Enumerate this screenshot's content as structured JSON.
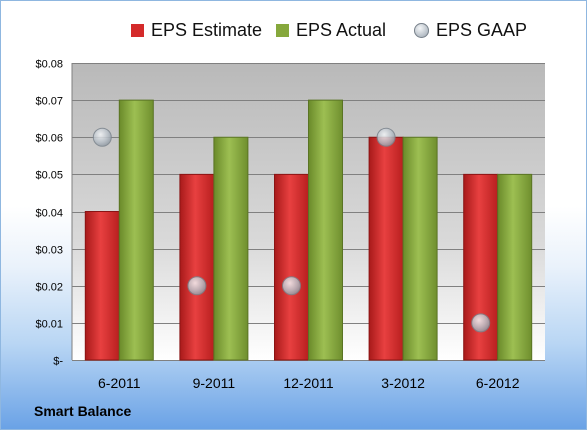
{
  "chart_data": {
    "type": "bar",
    "categories": [
      "6-2011",
      "9-2011",
      "12-2011",
      "3-2012",
      "6-2012"
    ],
    "series": [
      {
        "name": "EPS Estimate",
        "type": "bar",
        "color": "#d42a2a",
        "values": [
          0.04,
          0.05,
          0.05,
          0.06,
          0.05
        ]
      },
      {
        "name": "EPS Actual",
        "type": "bar",
        "color": "#86a83c",
        "values": [
          0.07,
          0.06,
          0.07,
          0.06,
          0.05
        ]
      },
      {
        "name": "EPS GAAP",
        "type": "scatter",
        "color": "#b8c0c8",
        "values": [
          0.06,
          0.02,
          0.02,
          0.06,
          0.01
        ]
      }
    ],
    "ylim": [
      0,
      0.08
    ],
    "yticks": [
      0,
      0.01,
      0.02,
      0.03,
      0.04,
      0.05,
      0.06,
      0.07,
      0.08
    ],
    "ytick_labels": [
      "$-",
      "$0.01",
      "$0.02",
      "$0.03",
      "$0.04",
      "$0.05",
      "$0.06",
      "$0.07",
      "$0.08"
    ],
    "grid": true,
    "legend_position": "top"
  },
  "footer": {
    "company": "Smart Balance"
  },
  "colors": {
    "plot_background": "#c8c8c8",
    "gridline": "#808080"
  }
}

■ WHAT IS REQUIRED ■
Which lines hold the word "name"? Copy all of them.

■ SOLUTION BELOW ■
        "name": "EPS Estimate",
        "name": "EPS Actual",
        "name": "EPS GAAP",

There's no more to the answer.